- [WHAT NEEDS TO BE DONE] Copy out the whole listing exactly as written, leaving the pictures behind.

- [RECORDS TO PROCESS]
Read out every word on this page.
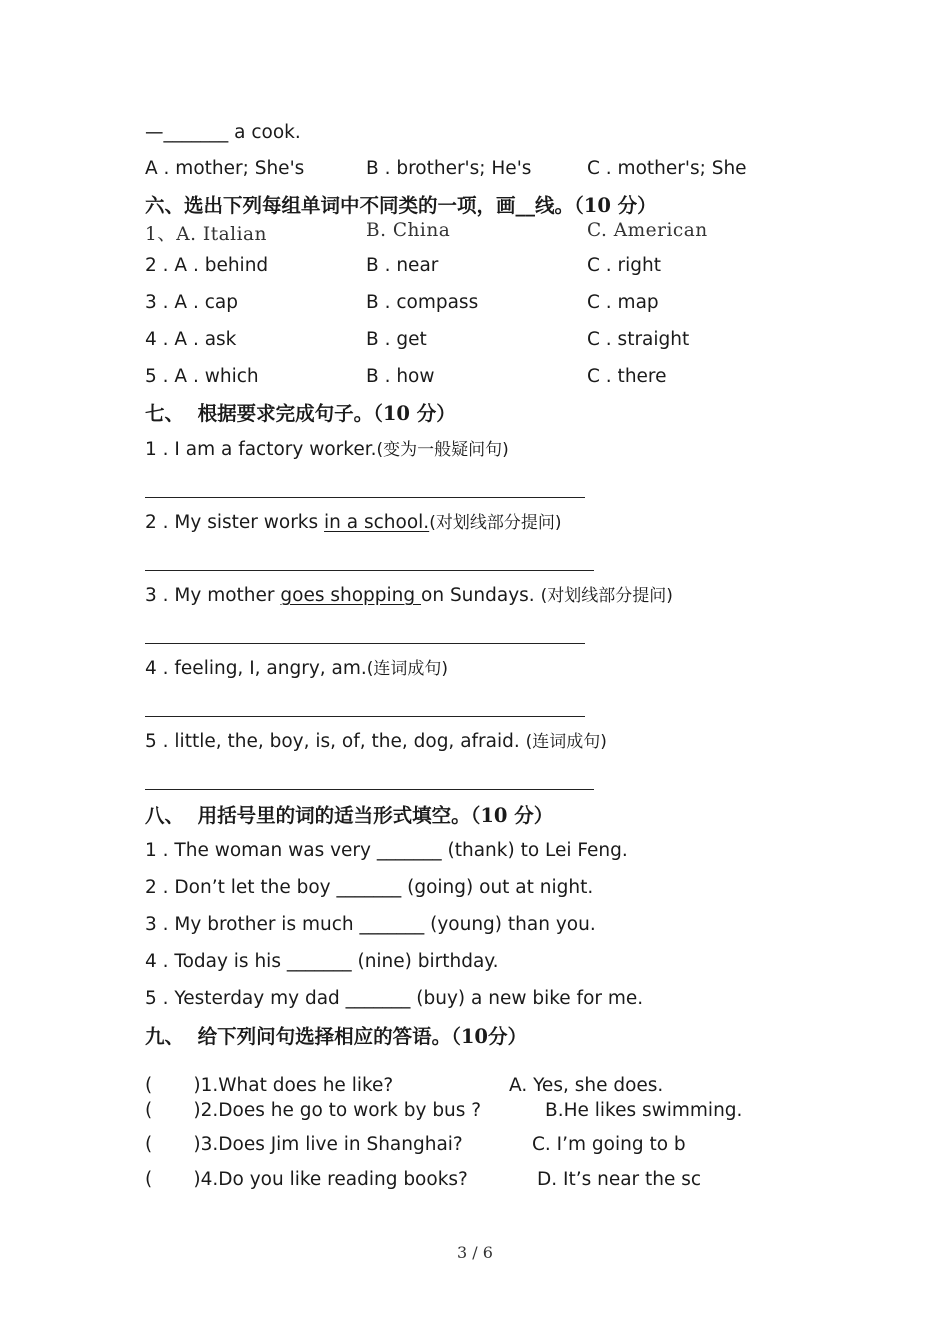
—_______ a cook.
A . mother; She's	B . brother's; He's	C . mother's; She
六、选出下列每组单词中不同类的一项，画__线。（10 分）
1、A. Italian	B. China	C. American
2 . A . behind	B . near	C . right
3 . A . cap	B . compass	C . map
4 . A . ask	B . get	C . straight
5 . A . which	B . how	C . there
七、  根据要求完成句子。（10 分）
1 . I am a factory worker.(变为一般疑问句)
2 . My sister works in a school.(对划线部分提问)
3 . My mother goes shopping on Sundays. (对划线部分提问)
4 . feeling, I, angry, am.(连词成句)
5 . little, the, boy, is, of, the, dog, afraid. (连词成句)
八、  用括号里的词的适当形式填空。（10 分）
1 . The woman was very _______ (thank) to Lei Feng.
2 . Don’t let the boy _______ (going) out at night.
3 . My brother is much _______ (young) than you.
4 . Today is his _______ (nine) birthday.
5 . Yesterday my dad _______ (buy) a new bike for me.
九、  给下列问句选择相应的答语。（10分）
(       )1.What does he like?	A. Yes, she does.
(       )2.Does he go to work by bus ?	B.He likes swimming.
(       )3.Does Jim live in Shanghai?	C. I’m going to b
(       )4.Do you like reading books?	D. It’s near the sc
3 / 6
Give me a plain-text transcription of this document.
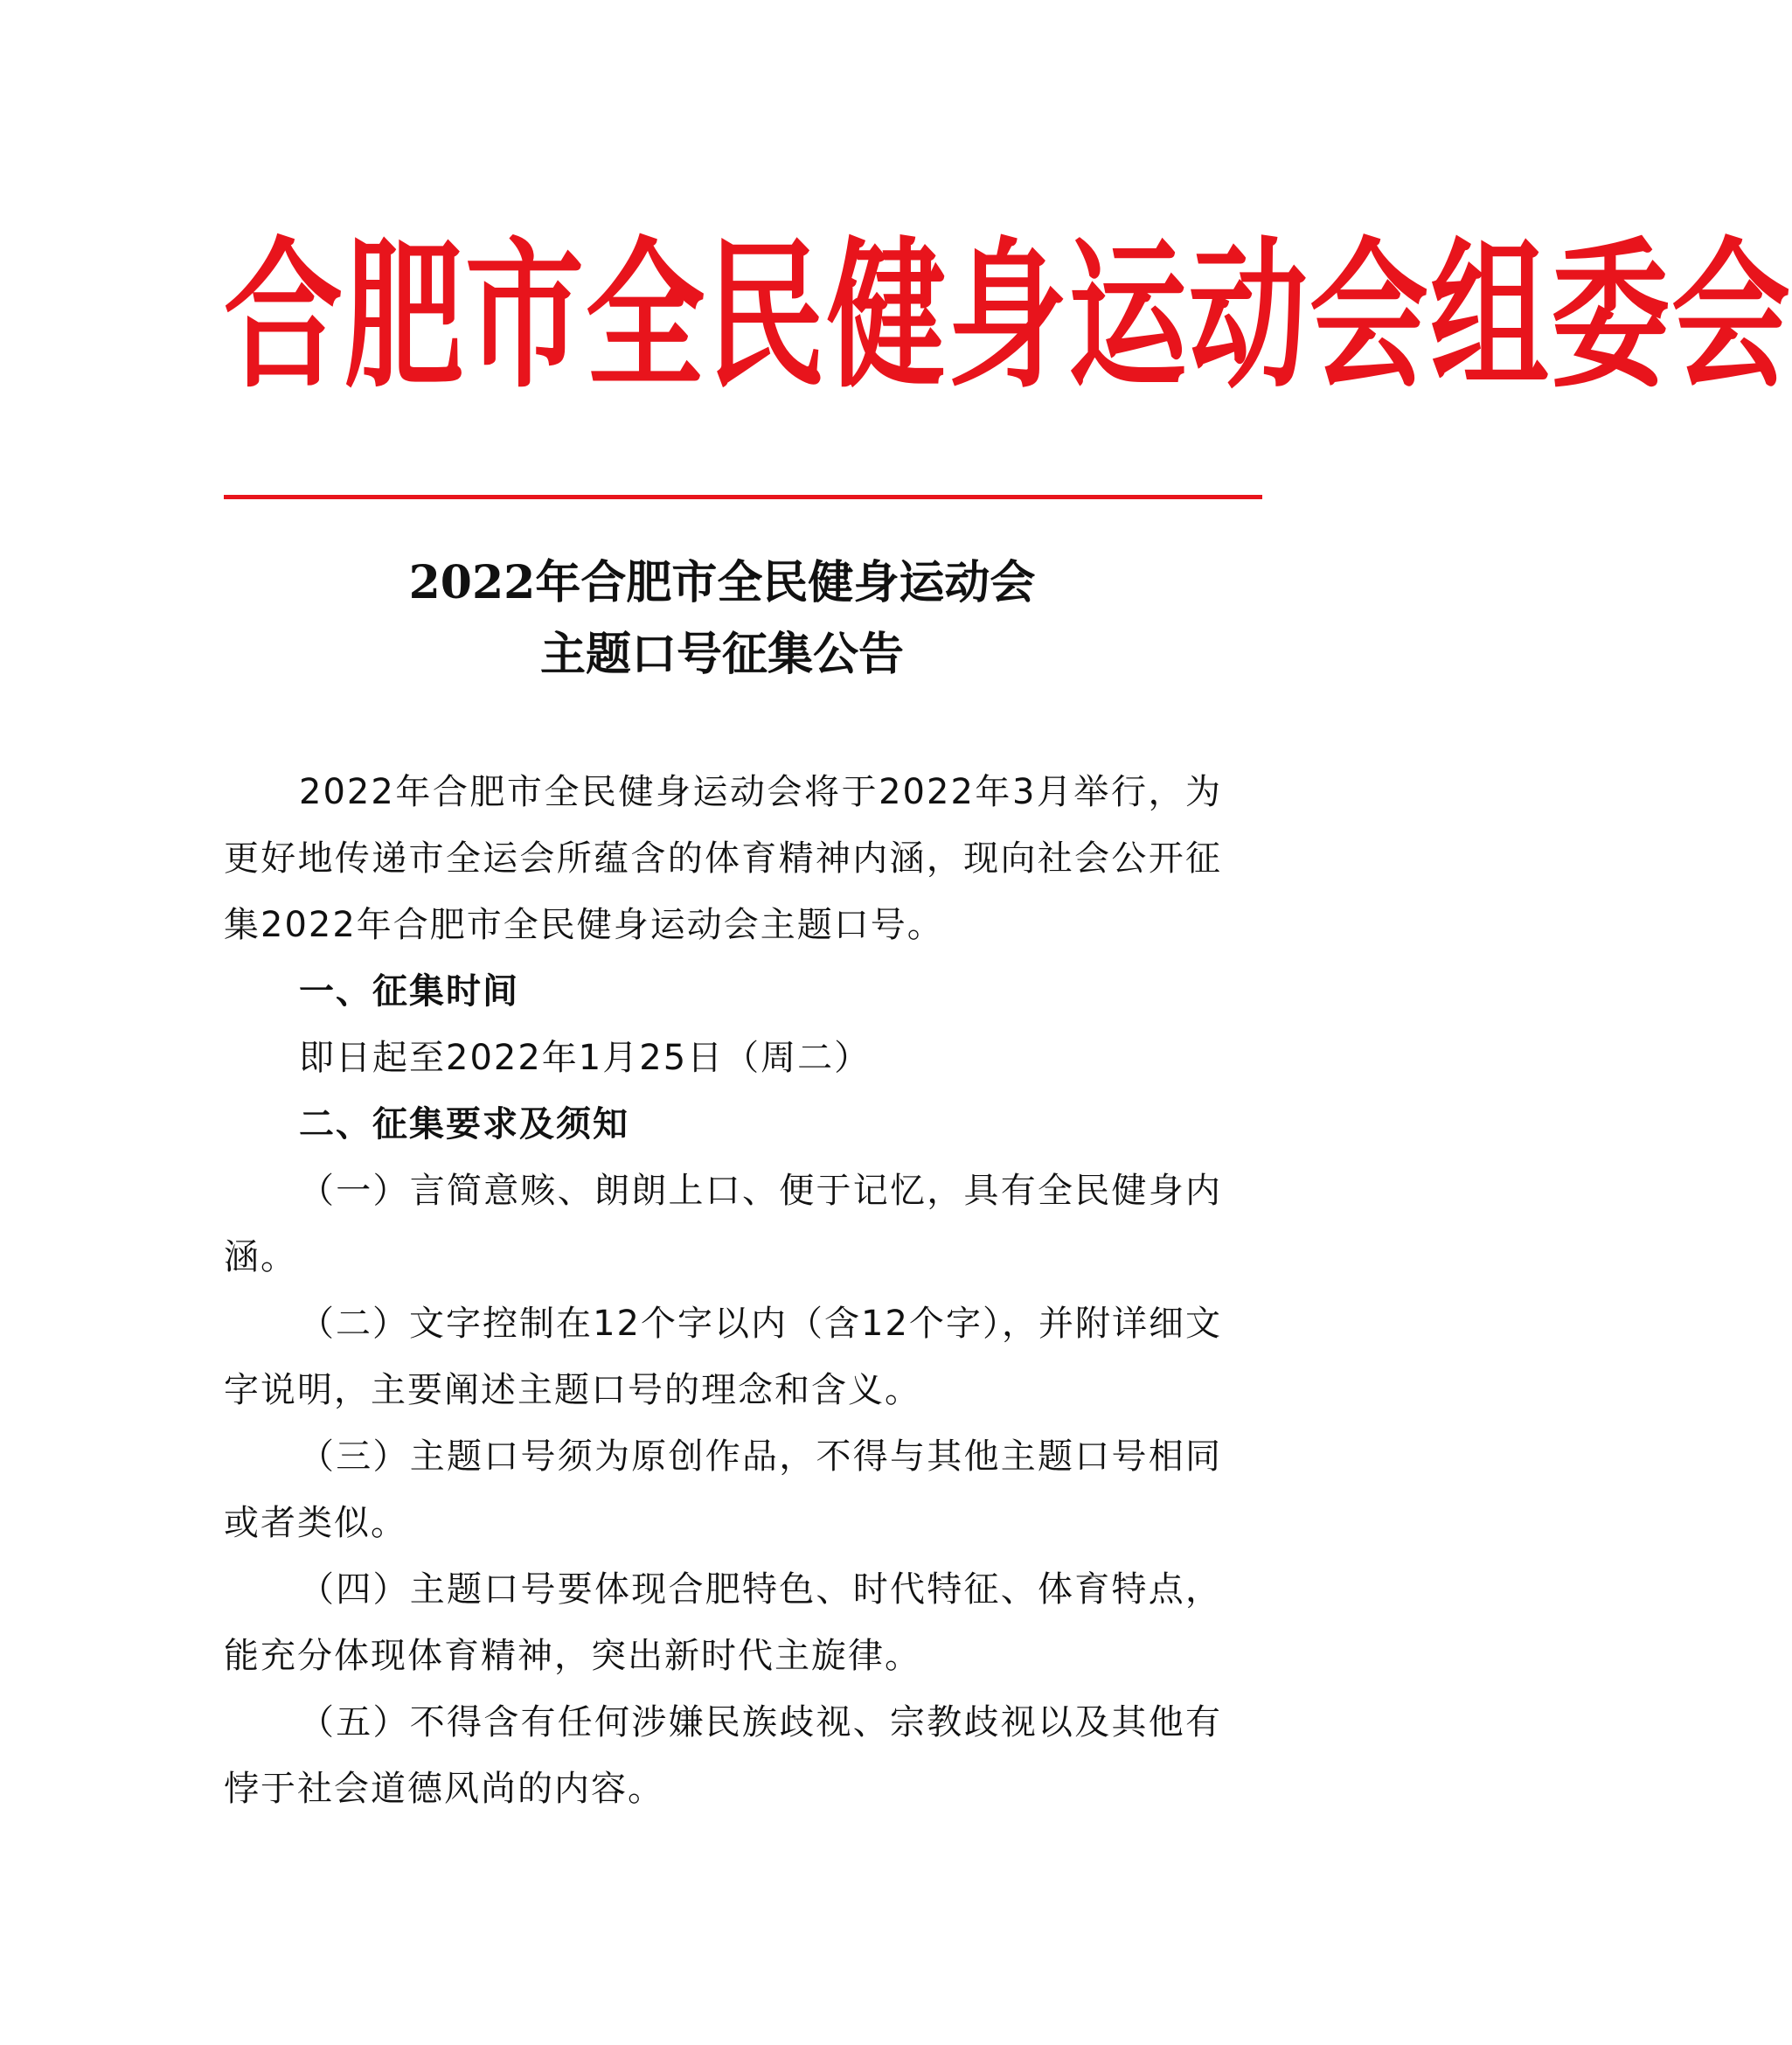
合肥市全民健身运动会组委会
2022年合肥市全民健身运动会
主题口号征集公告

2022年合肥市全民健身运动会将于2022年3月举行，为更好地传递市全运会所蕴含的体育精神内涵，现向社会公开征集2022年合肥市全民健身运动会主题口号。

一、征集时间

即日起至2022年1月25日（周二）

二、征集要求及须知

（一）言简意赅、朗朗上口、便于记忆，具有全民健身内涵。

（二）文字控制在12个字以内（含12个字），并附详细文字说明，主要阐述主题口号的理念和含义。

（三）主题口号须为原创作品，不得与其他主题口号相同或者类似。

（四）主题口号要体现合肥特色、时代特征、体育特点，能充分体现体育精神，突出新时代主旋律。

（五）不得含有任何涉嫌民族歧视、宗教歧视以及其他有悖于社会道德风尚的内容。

- [PROBLEM SOLUTION]
Read out every word on this page.
—_______ a cook.
A . mother; She's	B . brother's; He's	C . mother's; She
六、选出下列每组单词中不同类的一项，画__线。（10 分）
1、A. Italian	B. China	C. American
2 . A . behind	B . near	C . right
3 . A . cap	B . compass	C . map
4 . A . ask	B . get	C . straight
5 . A . which	B . how	C . there
七、  根据要求完成句子。（10 分）
1 . I am a factory worker.(变为一般疑问句)
2 . My sister works in a school.(对划线部分提问)
3 . My mother goes shopping on Sundays. (对划线部分提问)
4 . feeling, I, angry, am.(连词成句)
5 . little, the, boy, is, of, the, dog, afraid. (连词成句)
八、  用括号里的词的适当形式填空。（10 分）
1 . The woman was very _______ (thank) to Lei Feng.
2 . Don’t let the boy _______ (going) out at night.
3 . My brother is much _______ (young) than you.
4 . Today is his _______ (nine) birthday.
5 . Yesterday my dad _______ (buy) a new bike for me.
九、  给下列问句选择相应的答语。（10分）
(       )1.What does he like?	A. Yes, she does.
(       )2.Does he go to work by bus ?	B.He likes swimming.
(       )3.Does Jim live in Shanghai?	C. I’m going to b
(       )4.Do you like reading books?	D. It’s near the sc
3 / 6
Give me a plain-text transcription of this document.
合肥市全民健身运动会组委会
2022年合肥市全民健身运动会
主题口号征集公告

2022年合肥市全民健身运动会将于2022年3月举行，为更好地传递市全运会所蕴含的体育精神内涵，现向社会公开征集2022年合肥市全民健身运动会主题口号。

一、征集时间

即日起至2022年1月25日（周二）

二、征集要求及须知

（一）言简意赅、朗朗上口、便于记忆，具有全民健身内涵。

（二）文字控制在12个字以内（含12个字），并附详细文字说明，主要阐述主题口号的理念和含义。

（三）主题口号须为原创作品，不得与其他主题口号相同或者类似。

（四）主题口号要体现合肥特色、时代特征、体育特点，能充分体现体育精神，突出新时代主旋律。

（五）不得含有任何涉嫌民族歧视、宗教歧视以及其他有悖于社会道德风尚的内容。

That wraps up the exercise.